### [Given records]
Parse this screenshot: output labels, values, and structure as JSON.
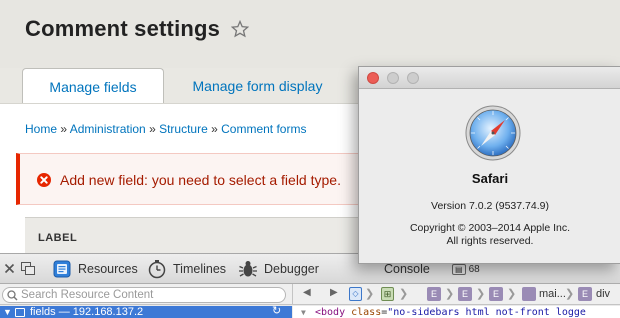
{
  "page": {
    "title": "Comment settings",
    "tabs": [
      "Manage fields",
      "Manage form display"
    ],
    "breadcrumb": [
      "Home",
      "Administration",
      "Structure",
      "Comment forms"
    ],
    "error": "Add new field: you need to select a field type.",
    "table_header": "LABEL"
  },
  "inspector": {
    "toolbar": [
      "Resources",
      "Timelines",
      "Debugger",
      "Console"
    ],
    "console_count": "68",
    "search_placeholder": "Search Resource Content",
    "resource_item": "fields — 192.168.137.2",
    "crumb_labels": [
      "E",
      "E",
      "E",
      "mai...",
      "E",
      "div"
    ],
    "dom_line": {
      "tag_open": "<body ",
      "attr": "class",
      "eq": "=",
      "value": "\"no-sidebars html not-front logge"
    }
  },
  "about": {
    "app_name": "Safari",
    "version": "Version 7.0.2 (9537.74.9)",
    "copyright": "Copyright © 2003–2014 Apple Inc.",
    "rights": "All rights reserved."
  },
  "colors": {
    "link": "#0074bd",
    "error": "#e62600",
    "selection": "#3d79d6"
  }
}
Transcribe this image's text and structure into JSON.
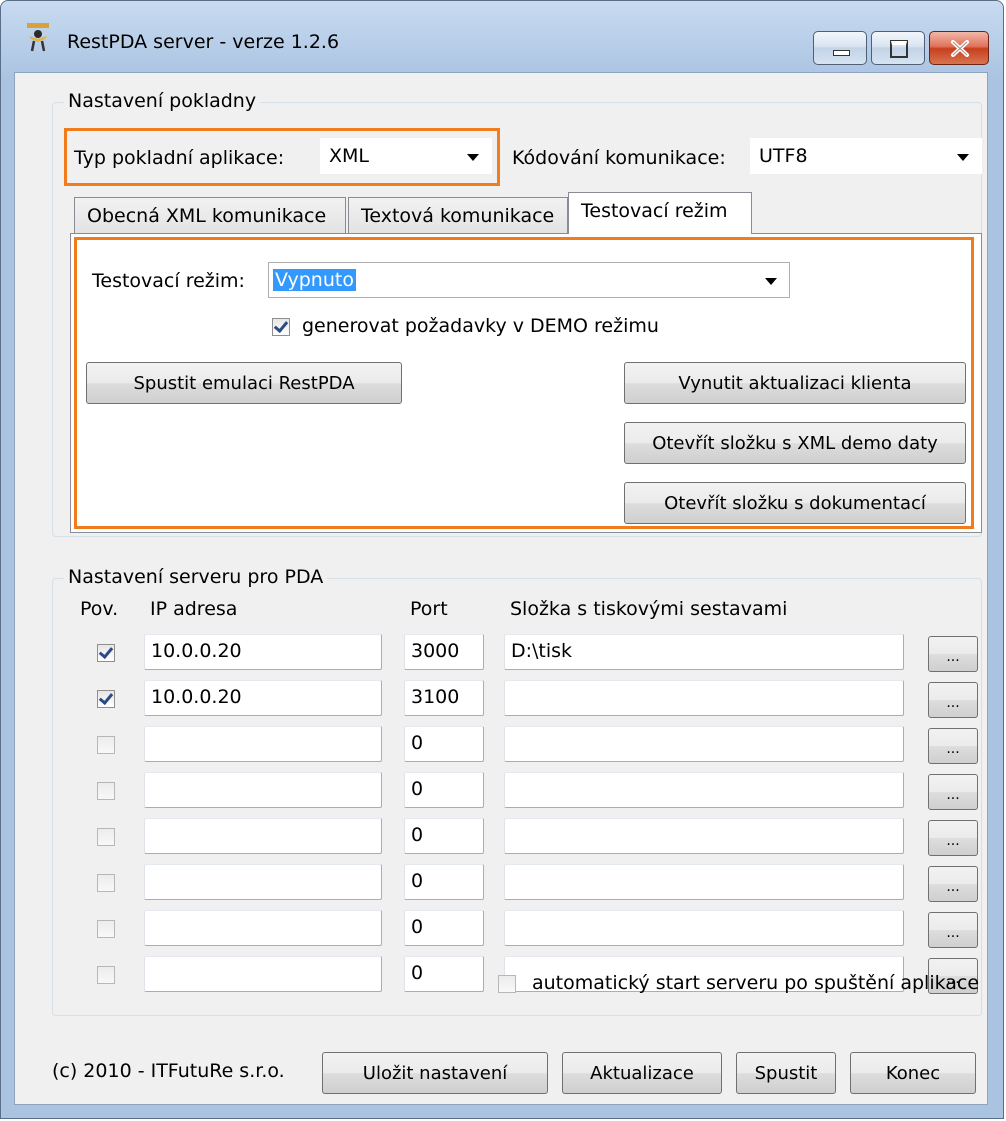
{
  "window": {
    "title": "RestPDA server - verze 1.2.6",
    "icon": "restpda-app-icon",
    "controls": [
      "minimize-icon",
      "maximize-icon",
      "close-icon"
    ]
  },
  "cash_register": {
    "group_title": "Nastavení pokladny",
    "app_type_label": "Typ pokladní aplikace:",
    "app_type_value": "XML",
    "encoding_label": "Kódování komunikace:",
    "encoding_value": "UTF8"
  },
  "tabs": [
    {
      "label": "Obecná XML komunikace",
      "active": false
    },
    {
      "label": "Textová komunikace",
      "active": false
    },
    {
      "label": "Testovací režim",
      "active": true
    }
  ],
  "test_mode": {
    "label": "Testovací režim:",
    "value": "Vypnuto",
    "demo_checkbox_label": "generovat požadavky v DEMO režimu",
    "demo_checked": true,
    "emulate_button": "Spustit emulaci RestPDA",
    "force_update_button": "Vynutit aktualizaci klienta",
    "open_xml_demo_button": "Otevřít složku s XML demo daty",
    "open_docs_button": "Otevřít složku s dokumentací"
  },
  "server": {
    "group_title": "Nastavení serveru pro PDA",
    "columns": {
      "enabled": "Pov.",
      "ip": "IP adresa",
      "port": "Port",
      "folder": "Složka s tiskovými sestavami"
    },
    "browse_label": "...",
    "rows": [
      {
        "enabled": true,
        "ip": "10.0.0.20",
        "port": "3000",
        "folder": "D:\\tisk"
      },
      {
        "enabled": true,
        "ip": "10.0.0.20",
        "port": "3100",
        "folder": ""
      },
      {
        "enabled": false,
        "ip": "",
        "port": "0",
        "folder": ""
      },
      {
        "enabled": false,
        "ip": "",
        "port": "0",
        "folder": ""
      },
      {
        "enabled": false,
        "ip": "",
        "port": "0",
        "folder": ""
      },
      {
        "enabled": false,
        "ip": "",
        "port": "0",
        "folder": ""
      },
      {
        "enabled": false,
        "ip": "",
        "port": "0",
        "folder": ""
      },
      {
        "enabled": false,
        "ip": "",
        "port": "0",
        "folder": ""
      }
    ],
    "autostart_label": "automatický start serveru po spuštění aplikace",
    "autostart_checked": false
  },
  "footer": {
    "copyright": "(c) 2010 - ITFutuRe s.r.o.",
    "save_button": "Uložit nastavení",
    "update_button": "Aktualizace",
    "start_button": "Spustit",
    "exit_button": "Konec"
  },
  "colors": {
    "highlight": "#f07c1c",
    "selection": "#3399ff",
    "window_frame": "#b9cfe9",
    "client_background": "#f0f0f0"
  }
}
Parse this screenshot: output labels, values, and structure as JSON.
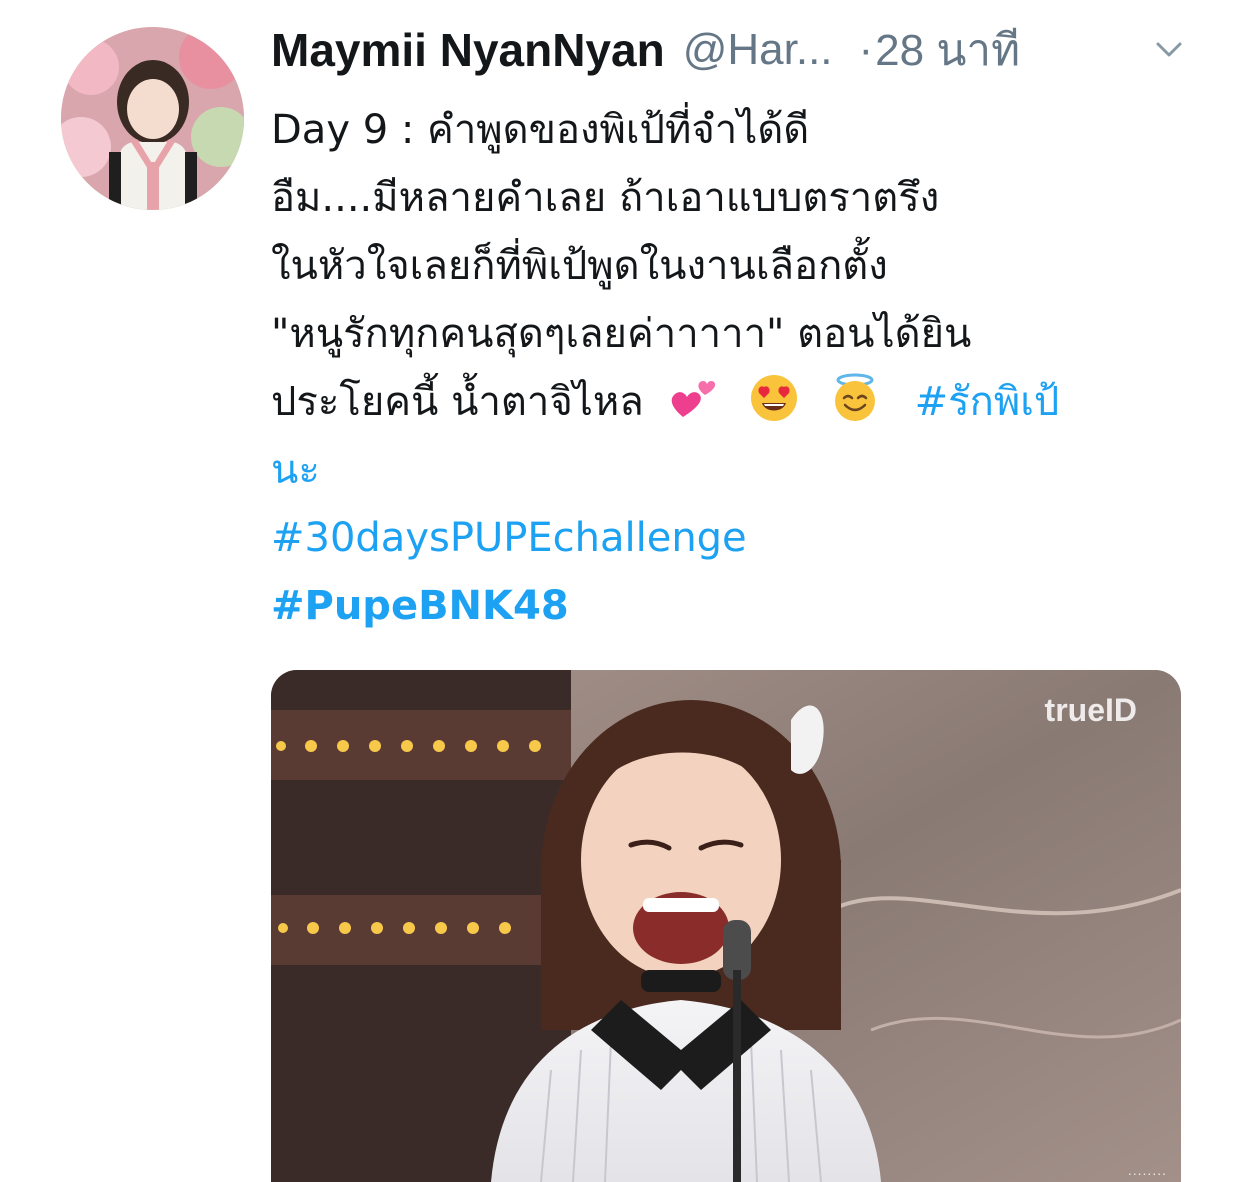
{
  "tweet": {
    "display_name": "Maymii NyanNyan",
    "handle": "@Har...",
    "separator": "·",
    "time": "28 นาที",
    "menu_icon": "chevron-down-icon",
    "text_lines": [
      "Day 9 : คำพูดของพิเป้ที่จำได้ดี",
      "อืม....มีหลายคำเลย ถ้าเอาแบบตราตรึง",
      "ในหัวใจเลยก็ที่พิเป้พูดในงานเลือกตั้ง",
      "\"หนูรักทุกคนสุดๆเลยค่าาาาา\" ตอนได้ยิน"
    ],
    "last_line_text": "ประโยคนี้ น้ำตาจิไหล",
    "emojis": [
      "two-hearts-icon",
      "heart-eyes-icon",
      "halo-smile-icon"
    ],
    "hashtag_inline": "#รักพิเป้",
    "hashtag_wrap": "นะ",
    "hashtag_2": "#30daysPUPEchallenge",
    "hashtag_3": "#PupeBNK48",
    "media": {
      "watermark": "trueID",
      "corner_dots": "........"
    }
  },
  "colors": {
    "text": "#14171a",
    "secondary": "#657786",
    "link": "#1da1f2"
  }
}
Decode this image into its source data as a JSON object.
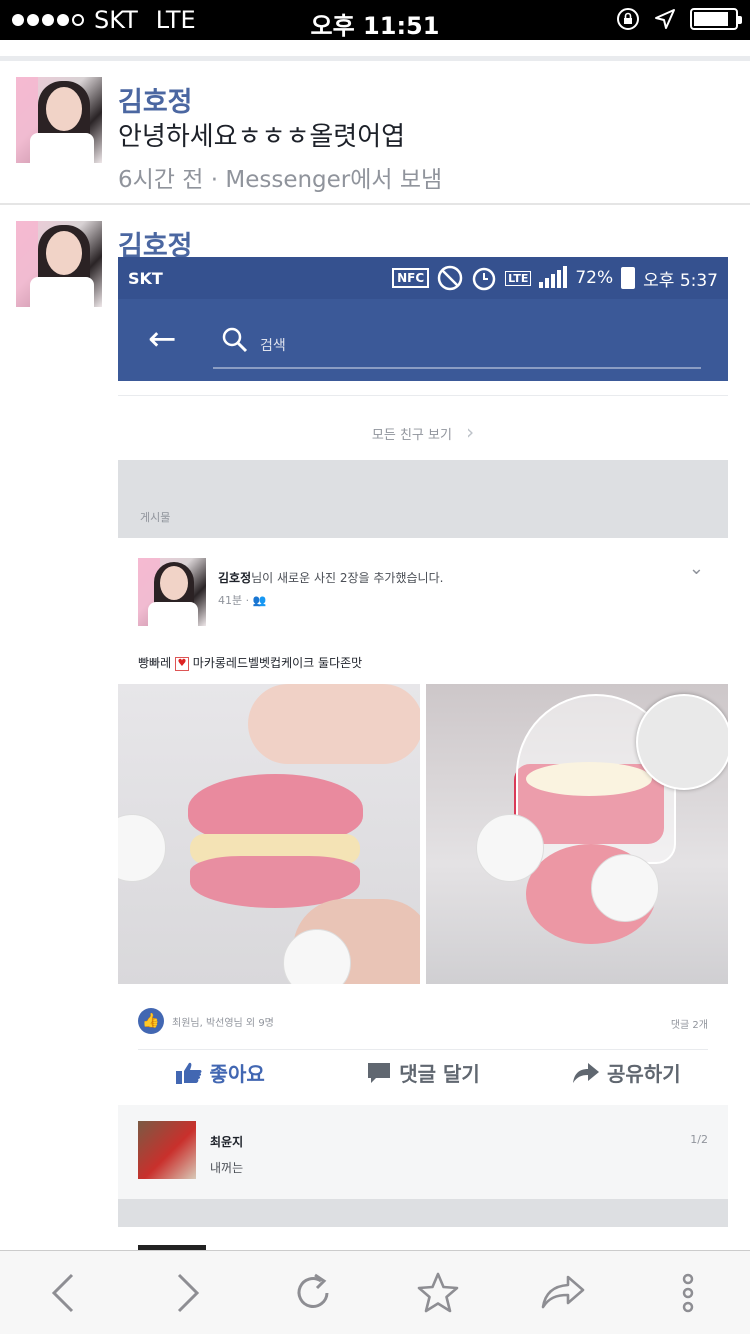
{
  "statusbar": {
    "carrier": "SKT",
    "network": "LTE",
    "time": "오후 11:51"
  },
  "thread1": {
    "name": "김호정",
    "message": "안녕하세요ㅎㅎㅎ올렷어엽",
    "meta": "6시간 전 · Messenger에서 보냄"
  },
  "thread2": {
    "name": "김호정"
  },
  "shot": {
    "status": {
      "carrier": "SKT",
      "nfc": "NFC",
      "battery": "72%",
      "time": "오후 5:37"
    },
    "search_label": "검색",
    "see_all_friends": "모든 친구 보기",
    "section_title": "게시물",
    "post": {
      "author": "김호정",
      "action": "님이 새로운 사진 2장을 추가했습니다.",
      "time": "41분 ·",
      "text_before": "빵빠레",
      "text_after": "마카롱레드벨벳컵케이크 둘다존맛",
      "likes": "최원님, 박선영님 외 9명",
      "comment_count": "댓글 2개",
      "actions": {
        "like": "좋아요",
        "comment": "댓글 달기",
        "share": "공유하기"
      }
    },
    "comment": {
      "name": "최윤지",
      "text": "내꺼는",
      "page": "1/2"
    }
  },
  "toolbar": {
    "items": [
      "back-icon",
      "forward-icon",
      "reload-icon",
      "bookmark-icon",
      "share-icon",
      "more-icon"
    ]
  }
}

### [Requirement]
All entries must be written out again exactly as given, with no pictures in the copy.

### [Response to this exercise]
Parse this screenshot: output labels, values, and structure as JSON.
{
  "page": {
    "title": "Comment settings",
    "tabs": [
      "Manage fields",
      "Manage form display"
    ],
    "breadcrumb": [
      "Home",
      "Administration",
      "Structure",
      "Comment forms"
    ],
    "error": "Add new field: you need to select a field type.",
    "table_header": "LABEL"
  },
  "inspector": {
    "toolbar": [
      "Resources",
      "Timelines",
      "Debugger",
      "Console"
    ],
    "console_count": "68",
    "search_placeholder": "Search Resource Content",
    "resource_item": "fields — 192.168.137.2",
    "crumb_labels": [
      "E",
      "E",
      "E",
      "mai...",
      "E",
      "div"
    ],
    "dom_line": {
      "tag_open": "<body ",
      "attr": "class",
      "eq": "=",
      "value": "\"no-sidebars html not-front logge"
    }
  },
  "about": {
    "app_name": "Safari",
    "version": "Version 7.0.2 (9537.74.9)",
    "copyright": "Copyright © 2003–2014 Apple Inc.",
    "rights": "All rights reserved."
  },
  "colors": {
    "link": "#0074bd",
    "error": "#e62600",
    "selection": "#3d79d6"
  }
}
Transcribe this image's text and structure into JSON.
{
  "window": {
    "title": "RestPDA server - verze 1.2.6",
    "icon": "restpda-app-icon",
    "controls": [
      "minimize-icon",
      "maximize-icon",
      "close-icon"
    ]
  },
  "cash_register": {
    "group_title": "Nastavení pokladny",
    "app_type_label": "Typ pokladní aplikace:",
    "app_type_value": "XML",
    "encoding_label": "Kódování komunikace:",
    "encoding_value": "UTF8"
  },
  "tabs": [
    {
      "label": "Obecná XML komunikace",
      "active": false
    },
    {
      "label": "Textová komunikace",
      "active": false
    },
    {
      "label": "Testovací režim",
      "active": true
    }
  ],
  "test_mode": {
    "label": "Testovací režim:",
    "value": "Vypnuto",
    "demo_checkbox_label": "generovat požadavky v DEMO režimu",
    "demo_checked": true,
    "emulate_button": "Spustit emulaci RestPDA",
    "force_update_button": "Vynutit aktualizaci klienta",
    "open_xml_demo_button": "Otevřít složku s XML demo daty",
    "open_docs_button": "Otevřít složku s dokumentací"
  },
  "server": {
    "group_title": "Nastavení serveru pro PDA",
    "columns": {
      "enabled": "Pov.",
      "ip": "IP adresa",
      "port": "Port",
      "folder": "Složka s tiskovými sestavami"
    },
    "browse_label": "...",
    "rows": [
      {
        "enabled": true,
        "ip": "10.0.0.20",
        "port": "3000",
        "folder": "D:\\tisk"
      },
      {
        "enabled": true,
        "ip": "10.0.0.20",
        "port": "3100",
        "folder": ""
      },
      {
        "enabled": false,
        "ip": "",
        "port": "0",
        "folder": ""
      },
      {
        "enabled": false,
        "ip": "",
        "port": "0",
        "folder": ""
      },
      {
        "enabled": false,
        "ip": "",
        "port": "0",
        "folder": ""
      },
      {
        "enabled": false,
        "ip": "",
        "port": "0",
        "folder": ""
      },
      {
        "enabled": false,
        "ip": "",
        "port": "0",
        "folder": ""
      },
      {
        "enabled": false,
        "ip": "",
        "port": "0",
        "folder": ""
      }
    ],
    "autostart_label": "automatický start serveru po spuštění aplikace",
    "autostart_checked": false
  },
  "footer": {
    "copyright": "(c) 2010 - ITFutuRe s.r.o.",
    "save_button": "Uložit nastavení",
    "update_button": "Aktualizace",
    "start_button": "Spustit",
    "exit_button": "Konec"
  },
  "colors": {
    "highlight": "#f07c1c",
    "selection": "#3399ff",
    "window_frame": "#b9cfe9",
    "client_background": "#f0f0f0"
  }
}
Parse this screenshot: output labels, values, and structure as JSON.
{
  "tweet": {
    "display_name": "Maymii NyanNyan",
    "handle": "@Har...",
    "separator": "·",
    "time": "28 นาที",
    "menu_icon": "chevron-down-icon",
    "text_lines": [
      "Day 9 : คำพูดของพิเป้ที่จำได้ดี",
      "อืม....มีหลายคำเลย ถ้าเอาแบบตราตรึง",
      "ในหัวใจเลยก็ที่พิเป้พูดในงานเลือกตั้ง",
      "\"หนูรักทุกคนสุดๆเลยค่าาาาา\" ตอนได้ยิน"
    ],
    "last_line_text": "ประโยคนี้ น้ำตาจิไหล",
    "emojis": [
      "two-hearts-icon",
      "heart-eyes-icon",
      "halo-smile-icon"
    ],
    "hashtag_inline": "#รักพิเป้",
    "hashtag_wrap": "นะ",
    "hashtag_2": "#30daysPUPEchallenge",
    "hashtag_3": "#PupeBNK48",
    "media": {
      "watermark": "trueID",
      "corner_dots": "........"
    }
  },
  "colors": {
    "text": "#14171a",
    "secondary": "#657786",
    "link": "#1da1f2"
  }
}
Decode this image into its source data as a JSON object.
{
  "statusbar": {
    "carrier": "SKT",
    "network": "LTE",
    "time": "오후 11:51"
  },
  "thread1": {
    "name": "김호정",
    "message": "안녕하세요ㅎㅎㅎ올렷어엽",
    "meta": "6시간 전 · Messenger에서 보냄"
  },
  "thread2": {
    "name": "김호정"
  },
  "shot": {
    "status": {
      "carrier": "SKT",
      "nfc": "NFC",
      "battery": "72%",
      "time": "오후 5:37"
    },
    "search_label": "검색",
    "see_all_friends": "모든 친구 보기",
    "section_title": "게시물",
    "post": {
      "author": "김호정",
      "action": "님이 새로운 사진 2장을 추가했습니다.",
      "time": "41분 ·",
      "text_before": "빵빠레",
      "text_after": "마카롱레드벨벳컵케이크 둘다존맛",
      "likes": "최원님, 박선영님 외 9명",
      "comment_count": "댓글 2개",
      "actions": {
        "like": "좋아요",
        "comment": "댓글 달기",
        "share": "공유하기"
      }
    },
    "comment": {
      "name": "최윤지",
      "text": "내꺼는",
      "page": "1/2"
    }
  },
  "toolbar": {
    "items": [
      "back-icon",
      "forward-icon",
      "reload-icon",
      "bookmark-icon",
      "share-icon",
      "more-icon"
    ]
  }
}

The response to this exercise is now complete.